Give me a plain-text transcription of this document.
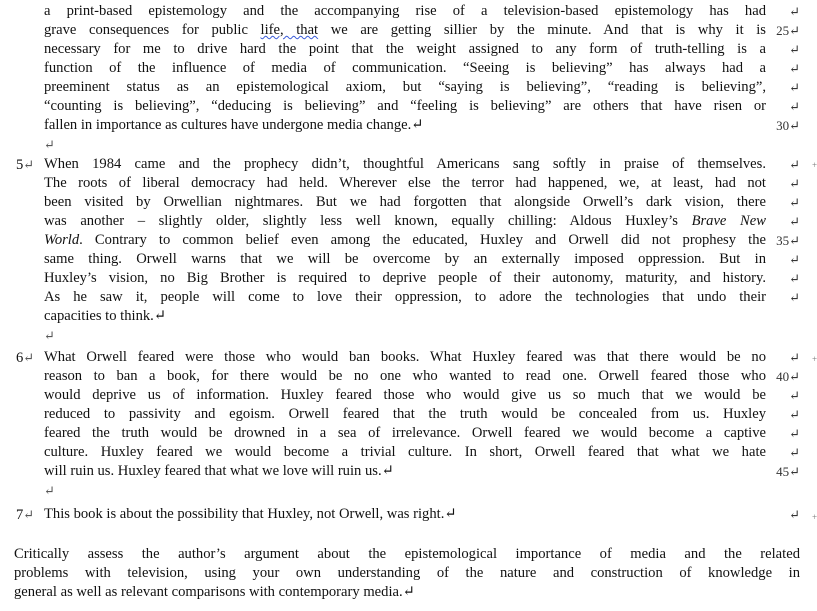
a print-based epistemology and the accompanying rise of a television-based epistemology has had
grave consequences for public life, that we are getting sillier by the minute. And that is why it is
necessary for me to drive hard the point that the weight assigned to any form of truth-telling is a
function of the influence of media of communication. “Seeing is believing” has always had a
preeminent status as an epistemological axiom, but “saying is believing”, “reading is believing”,
“counting is believing”, “deducing is believing” and “feeling is believing” are others that have risen or
fallen in importance as cultures have undergone media change.↵
25↵
↵
↵
↵
↵
↵
30↵
↵
5↵ When 1984 came and the prophecy didn’t, thoughtful Americans sang softly in praise of themselves.
The roots of liberal democracy had held. Wherever else the terror had happened, we, at least, had not
been visited by Orwellian nightmares. But we had forgotten that alongside Orwell’s dark vision, there
was another – slightly older, slightly less well known, equally chilling: Aldous Huxley’s Brave New
World. Contrary to common belief even among the educated, Huxley and Orwell did not prophesy the
same thing. Orwell warns that we will be overcome by an externally imposed oppression. But in
Huxley’s vision, no Big Brother is required to deprive people of their autonomy, maturity, and history.
As he saw it, people will come to love their oppression, to adore the technologies that undo their
capacities to think.↵
↵
↵
↵
↵
35↵
↵
↵
↵
↵
+
6↵ What Orwell feared were those who would ban books. What Huxley feared was that there would be no
reason to ban a book, for there would be no one who wanted to read one. Orwell feared those who
would deprive us of information. Huxley feared those who would give us so much that we would be
reduced to passivity and egoism. Orwell feared that the truth would be concealed from us. Huxley
feared the truth would be drowned in a sea of irrelevance. Orwell feared we would become a captive
culture. Huxley feared we would become a trivial culture. In short, Orwell feared that what we hate
will ruin us. Huxley feared that what we love will ruin us.↵
↵
40↵
↵
↵
↵
↵
45↵
↵
+
7↵ This book is about the possibility that Huxley, not Orwell, was right.↵	↵ +
Critically assess the author’s argument about the epistemological importance of media and the related
problems with television, using your own understanding of the nature and construction of knowledge in
general as well as relevant comparisons with contemporary media.↵
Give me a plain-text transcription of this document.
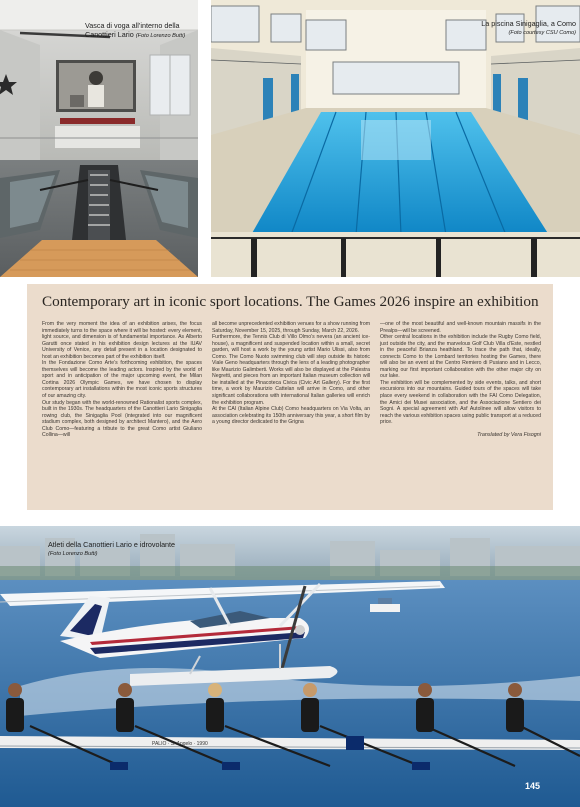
Vasca di voga all’interno della Canottieri Lario (Foto Lorenzo Butti)
La piscina Sinigaglia, a Como
(Foto courtesy CSU Como)
Contemporary art in iconic sport locations. The Games 2026 inspire an exhibition

From the very moment the idea of an exhibition arises, the focus immediately turns to the space where it will be hosted: every element, light source, and dimension is of fundamental importance. As Alberto Garutti once stated in his exhibition design lectures at the IUAV University of Venice, any detail present in a location designated to host an exhibition becomes part of the exhibition itself.

In the Fondazione Como Arte’s forthcoming exhibition, the spaces themselves will become the leading actors. Inspired by the world of sport and in anticipation of the major upcoming event, the Milan Cortina 2026 Olympic Games, we have chosen to display contemporary art installations within the most iconic sports structures of our amazing city.

Our study began with the world-renowned Rationalist sports complex, built in the 1930s. The headquarters of the Canottieri Lario Sinigaglia rowing club, the Sinigaglia Pool (integrated into our magnificent stadium complex, both designed by architect Mantero), and the Aero Club Como—featuring a tribute to the great Como artist Giuliano Collina—will

all become unprecedented exhibition venues for a show running from Saturday, November 15, 2025, through Sunday, March 22, 2026.

Furthermore, the Tennis Club di Villo Olmo’s nevera (an ancient ice-house), a magnificent and suspended location within a small, secret garden, will host a work by the young artist Mario Ulissi, also from Como. The Como Nuoto swimming club will step outside its historic Viale Geno headquarters through the lens of a leading photographer like Maurizio Galimberti. Works will also be displayed at the Palestra Negretti, and pieces from an important Italian museum collection will be installed at the Pinacoteca Civica (Civic Art Gallery). For the first time, a work by Maurizio Cattelan will arrive in Como, and other significant collaborations with international Italian galleries will enrich the exhibition program.

At the CAI (Italian Alpine Club) Como headquarters on Via Volta, an association celebrating its 150th anniversary this year, a short film by a young director dedicated to the Grigna

—one of the most beautiful and well-known mountain massifs in the Prealps—will be screened.

Other central locations in the exhibition include the Rugby Como field, just outside the city, and the marvelous Golf Club Villa d’Este, nestled in the peaceful Brianza heathland. To trace the path that, ideally, connects Como to the Lombard territories hosting the Games, there will also be an event at the Centro Remiero di Pusiano and in Lecco, marking our first important collaboration with the other major city on our lake.

The exhibition will be complemented by side events, talks, and short excursions into our mountains. Guided tours of the spaces will take place every weekend in collaboration with the FAI Como Delegation, the Amici dei Musei association, and the Associazione Sentiero dei Sogni. A special agreement with Asf Autolinee will allow visitors to reach the various exhibition spaces using public transport at a reduced price.

Translated by Vera Fisogni

PALIO · S. Angelo · 1990
Atleti della Canottieri Lario e idrovolante
(Foto Lorenzo Butti)
145
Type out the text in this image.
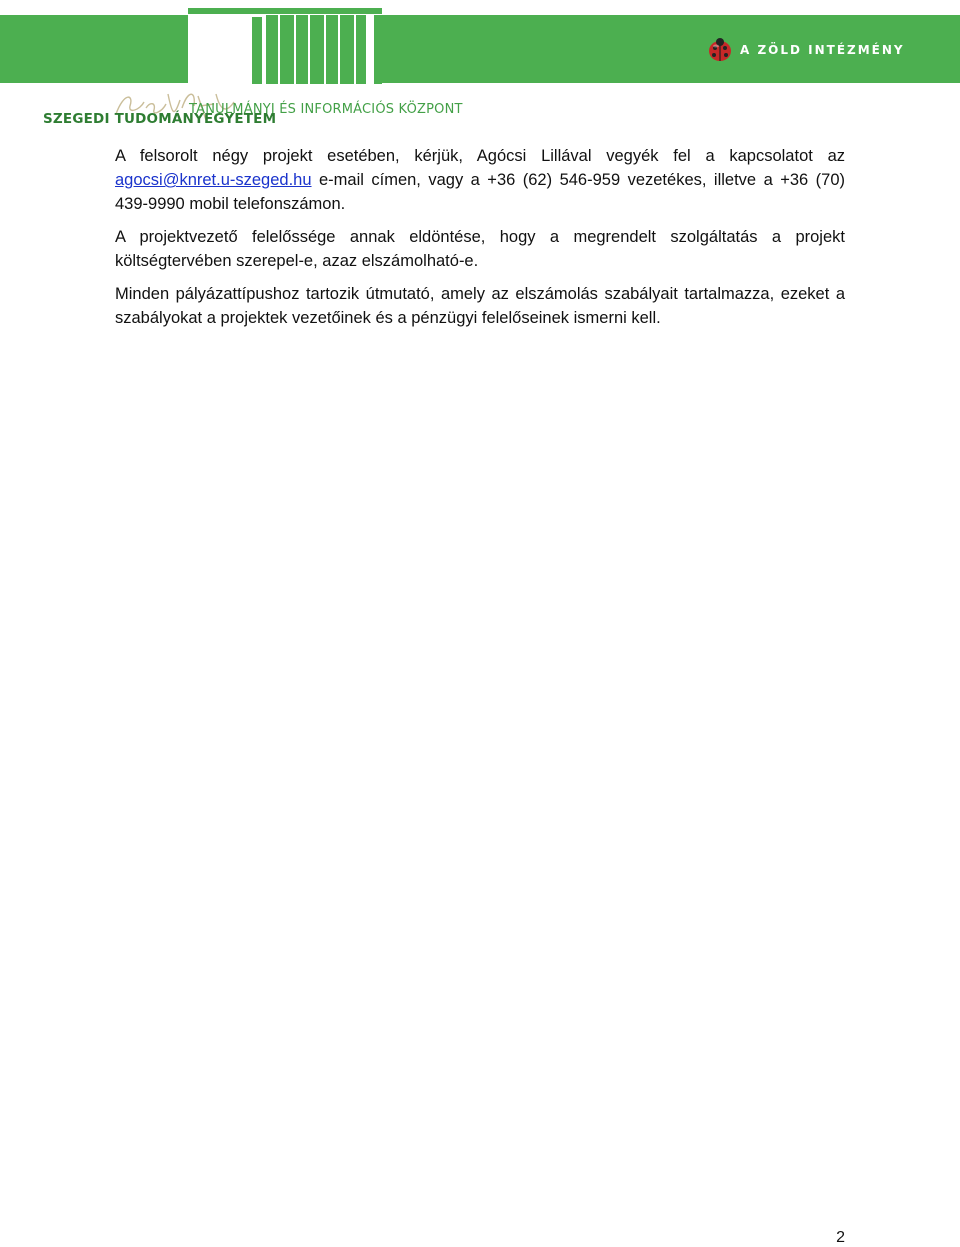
A ZÖLD INTÉZMÉNY
TANULMÁNYI ÉS INFORMÁCIÓS KÖZPONT
SZEGEDI TUDOMÁNYEGYETEM

A felsorolt négy projekt esetében, kérjük, Agócsi Lillával vegyék fel a kapcsolatot az agocsi@knret.u-szeged.hu e-mail címen, vagy a +36 (62) 546-959 vezetékes, illetve a +36 (70) 439-9990 mobil telefonszámon.

A projektvezető felelőssége annak eldöntése, hogy a megrendelt szolgáltatás a projekt költségtervében szerepel-e, azaz elszámolható-e.

Minden pályázattípushoz tartozik útmutató, amely az elszámolás szabályait tartalmazza, ezeket a szabályokat a projektek vezetőinek és a pénzügyi felelőseinek ismerni kell.

2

== What is required ==
Leave out all pictures and retype precisely the lines that run from the line containing "Type out the text in this image." to the last line of the records.

== Answer to this task ==
Type out the text in this image.
A ZÖLD INTÉZMÉNY
TANULMÁNYI ÉS INFORMÁCIÓS KÖZPONT
SZEGEDI TUDOMÁNYEGYETEM

A felsorolt négy projekt esetében, kérjük, Agócsi Lillával vegyék fel a kapcsolatot az agocsi@knret.u-szeged.hu e-mail címen, vagy a +36 (62) 546-959 vezetékes, illetve a +36 (70) 439-9990 mobil telefonszámon.

A projektvezető felelőssége annak eldöntése, hogy a megrendelt szolgáltatás a projekt költségtervében szerepel-e, azaz elszámolható-e.

Minden pályázattípushoz tartozik útmutató, amely az elszámolás szabályait tartalmazza, ezeket a szabályokat a projektek vezetőinek és a pénzügyi felelőseinek ismerni kell.

2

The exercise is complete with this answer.